====== INFORMATION GIVEN ======

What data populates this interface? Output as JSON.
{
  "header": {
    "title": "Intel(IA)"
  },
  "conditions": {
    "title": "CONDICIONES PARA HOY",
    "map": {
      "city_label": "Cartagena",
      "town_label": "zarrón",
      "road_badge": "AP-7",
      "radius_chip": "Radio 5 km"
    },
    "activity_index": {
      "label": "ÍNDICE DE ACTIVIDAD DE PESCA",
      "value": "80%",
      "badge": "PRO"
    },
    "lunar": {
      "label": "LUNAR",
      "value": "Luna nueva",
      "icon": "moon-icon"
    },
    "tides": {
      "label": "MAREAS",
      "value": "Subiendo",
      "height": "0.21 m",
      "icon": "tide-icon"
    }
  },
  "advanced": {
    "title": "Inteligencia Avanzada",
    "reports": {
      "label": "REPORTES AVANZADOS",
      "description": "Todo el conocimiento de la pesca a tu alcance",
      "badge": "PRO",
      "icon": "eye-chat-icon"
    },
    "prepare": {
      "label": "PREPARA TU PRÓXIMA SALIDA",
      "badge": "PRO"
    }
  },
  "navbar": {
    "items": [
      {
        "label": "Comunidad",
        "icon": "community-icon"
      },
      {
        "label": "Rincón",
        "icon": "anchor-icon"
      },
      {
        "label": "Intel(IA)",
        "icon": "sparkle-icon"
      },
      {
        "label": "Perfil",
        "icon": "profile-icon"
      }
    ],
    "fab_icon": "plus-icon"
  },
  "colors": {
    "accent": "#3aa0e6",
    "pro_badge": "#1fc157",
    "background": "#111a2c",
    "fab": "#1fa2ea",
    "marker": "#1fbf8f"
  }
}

======

§ WHAT IS EXPECTED
All of the data shown above must be copied exactly.

§ RESPONSE TO THE TASK
What data populates this interface? Output as JSON.
{
  "header": {
    "title": "Intel(IA)"
  },
  "conditions": {
    "title": "CONDICIONES PARA HOY",
    "map": {
      "city_label": "Cartagena",
      "town_label": "zarrón",
      "road_badge": "AP-7",
      "radius_chip": "Radio 5 km"
    },
    "activity_index": {
      "label": "ÍNDICE DE ACTIVIDAD DE PESCA",
      "value": "80%",
      "badge": "PRO"
    },
    "lunar": {
      "label": "LUNAR",
      "value": "Luna nueva",
      "icon": "moon-icon"
    },
    "tides": {
      "label": "MAREAS",
      "value": "Subiendo",
      "height": "0.21 m",
      "icon": "tide-icon"
    }
  },
  "advanced": {
    "title": "Inteligencia Avanzada",
    "reports": {
      "label": "REPORTES AVANZADOS",
      "description": "Todo el conocimiento de la pesca a tu alcance",
      "badge": "PRO",
      "icon": "eye-chat-icon"
    },
    "prepare": {
      "label": "PREPARA TU PRÓXIMA SALIDA",
      "badge": "PRO"
    }
  },
  "navbar": {
    "items": [
      {
        "label": "Comunidad",
        "icon": "community-icon"
      },
      {
        "label": "Rincón",
        "icon": "anchor-icon"
      },
      {
        "label": "Intel(IA)",
        "icon": "sparkle-icon"
      },
      {
        "label": "Perfil",
        "icon": "profile-icon"
      }
    ],
    "fab_icon": "plus-icon"
  },
  "colors": {
    "accent": "#3aa0e6",
    "pro_badge": "#1fc157",
    "background": "#111a2c",
    "fab": "#1fa2ea",
    "marker": "#1fbf8f"
  }
}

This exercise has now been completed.